_WHAT YOU NEED TO DO_:
Transcribe all the records with complete accuracy.

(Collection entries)
%%
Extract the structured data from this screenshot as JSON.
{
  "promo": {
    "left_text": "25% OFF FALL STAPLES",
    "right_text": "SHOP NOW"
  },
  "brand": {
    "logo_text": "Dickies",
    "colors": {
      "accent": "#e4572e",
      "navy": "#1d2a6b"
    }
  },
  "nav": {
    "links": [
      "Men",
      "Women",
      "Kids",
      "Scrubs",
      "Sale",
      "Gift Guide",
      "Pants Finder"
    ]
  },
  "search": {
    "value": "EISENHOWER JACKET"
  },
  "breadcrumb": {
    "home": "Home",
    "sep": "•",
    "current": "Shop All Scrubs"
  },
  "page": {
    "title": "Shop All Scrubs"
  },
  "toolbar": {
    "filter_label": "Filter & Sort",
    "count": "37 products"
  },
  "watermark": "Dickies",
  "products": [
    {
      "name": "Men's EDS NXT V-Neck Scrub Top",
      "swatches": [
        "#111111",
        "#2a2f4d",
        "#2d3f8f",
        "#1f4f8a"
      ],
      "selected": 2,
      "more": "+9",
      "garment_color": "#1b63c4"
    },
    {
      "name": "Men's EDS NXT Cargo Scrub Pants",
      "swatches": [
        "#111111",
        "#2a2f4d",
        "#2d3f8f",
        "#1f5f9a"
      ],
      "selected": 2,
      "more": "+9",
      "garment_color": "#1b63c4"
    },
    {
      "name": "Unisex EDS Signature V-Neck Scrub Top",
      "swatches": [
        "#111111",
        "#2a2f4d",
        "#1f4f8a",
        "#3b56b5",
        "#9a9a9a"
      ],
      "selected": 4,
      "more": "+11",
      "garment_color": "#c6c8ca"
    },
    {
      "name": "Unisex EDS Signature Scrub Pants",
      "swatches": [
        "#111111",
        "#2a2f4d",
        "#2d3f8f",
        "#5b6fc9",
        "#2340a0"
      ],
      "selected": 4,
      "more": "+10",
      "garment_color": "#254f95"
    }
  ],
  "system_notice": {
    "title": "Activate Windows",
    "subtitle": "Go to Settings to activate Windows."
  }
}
%%
_COMPLETE RESPONSE_:
Extract the structured data from this screenshot as JSON.
{
  "promo": {
    "left_text": "25% OFF FALL STAPLES",
    "right_text": "SHOP NOW"
  },
  "brand": {
    "logo_text": "Dickies",
    "colors": {
      "accent": "#e4572e",
      "navy": "#1d2a6b"
    }
  },
  "nav": {
    "links": [
      "Men",
      "Women",
      "Kids",
      "Scrubs",
      "Sale",
      "Gift Guide",
      "Pants Finder"
    ]
  },
  "search": {
    "value": "EISENHOWER JACKET"
  },
  "breadcrumb": {
    "home": "Home",
    "sep": "•",
    "current": "Shop All Scrubs"
  },
  "page": {
    "title": "Shop All Scrubs"
  },
  "toolbar": {
    "filter_label": "Filter & Sort",
    "count": "37 products"
  },
  "watermark": "Dickies",
  "products": [
    {
      "name": "Men's EDS NXT V-Neck Scrub Top",
      "swatches": [
        "#111111",
        "#2a2f4d",
        "#2d3f8f",
        "#1f4f8a"
      ],
      "selected": 2,
      "more": "+9",
      "garment_color": "#1b63c4"
    },
    {
      "name": "Men's EDS NXT Cargo Scrub Pants",
      "swatches": [
        "#111111",
        "#2a2f4d",
        "#2d3f8f",
        "#1f5f9a"
      ],
      "selected": 2,
      "more": "+9",
      "garment_color": "#1b63c4"
    },
    {
      "name": "Unisex EDS Signature V-Neck Scrub Top",
      "swatches": [
        "#111111",
        "#2a2f4d",
        "#1f4f8a",
        "#3b56b5",
        "#9a9a9a"
      ],
      "selected": 4,
      "more": "+11",
      "garment_color": "#c6c8ca"
    },
    {
      "name": "Unisex EDS Signature Scrub Pants",
      "swatches": [
        "#111111",
        "#2a2f4d",
        "#2d3f8f",
        "#5b6fc9",
        "#2340a0"
      ],
      "selected": 4,
      "more": "+10",
      "garment_color": "#254f95"
    }
  ],
  "system_notice": {
    "title": "Activate Windows",
    "subtitle": "Go to Settings to activate Windows."
  }
}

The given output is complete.